An Executive’s Role as CEO of Organizational Health
The holidays tend to be a time that I get to read a couple of books. The rest of the year, I collect them. In other words, Amazon is so kind as to send me all the books my heart desires, but I really only dive in a couple of times a year. However, when I do it is glorious bliss! I also find that every little idea feels magical.
Take, for instance, this morning. It’s the Saturday after Thanksgiving, and I picked up The Four Obsessions of the Extraordinary Executive, by Patrick Lencioni – one of my favorite authors. I knew it would be an easy read that I could likely get through before the rest of the family was ready for our weekend adventures.
But, alas, my mind has other ideas. I got all of three pages into the introduction (NOTE: not even chapter 1) when these two paragraphs hit me square between the eyes:
I believe that all successful organizations share two qualities: they are smart, and they are healthy. An organization demonstrates that it is smart by developing intelligent strategies, marketing plans, product features, and financial models that lead to competitive advantage over its rivals. It demonstrates that it is healthy by eliminating politics and confusion, which lead to higher morale, lower turnover, and higher productivity.

Material provided ▸
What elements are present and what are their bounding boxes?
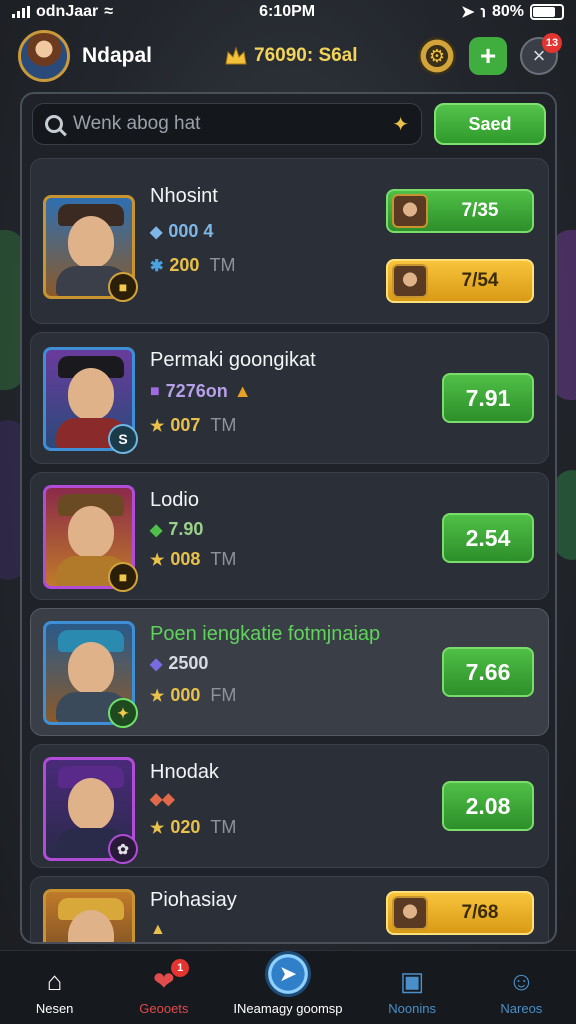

What you will do ▸ Please retype the full post on an executive's role in organizational health, word for word.

Solution ▸
An Executive’s Role as CEO of Organizational Health
The holidays tend to be a time that I get to read a couple of books. The rest of the year, I collect them. In other words, Amazon is so kind as to send me all the books my heart desires, but I really only dive in a couple of times a year. However, when I do it is glorious bliss! I also find that every little idea feels magical.
Take, for instance, this morning. It’s the Saturday after Thanksgiving, and I picked up The Four Obsessions of the Extraordinary Executive, by Patrick Lencioni – one of my favorite authors. I knew it would be an easy read that I could likely get through before the rest of the family was ready for our weekend adventures.
But, alas, my mind has other ideas. I got all of three pages into the introduction (NOTE: not even chapter 1) when these two paragraphs hit me square between the eyes:
I believe that all successful organizations share two qualities: they are smart, and they are healthy. An organization demonstrates that it is smart by developing intelligent strategies, marketing plans, product features, and financial models that lead to competitive advantage over its rivals. It demonstrates that it is healthy by eliminating politics and confusion, which lead to higher morale, lower turnover, and higher productivity.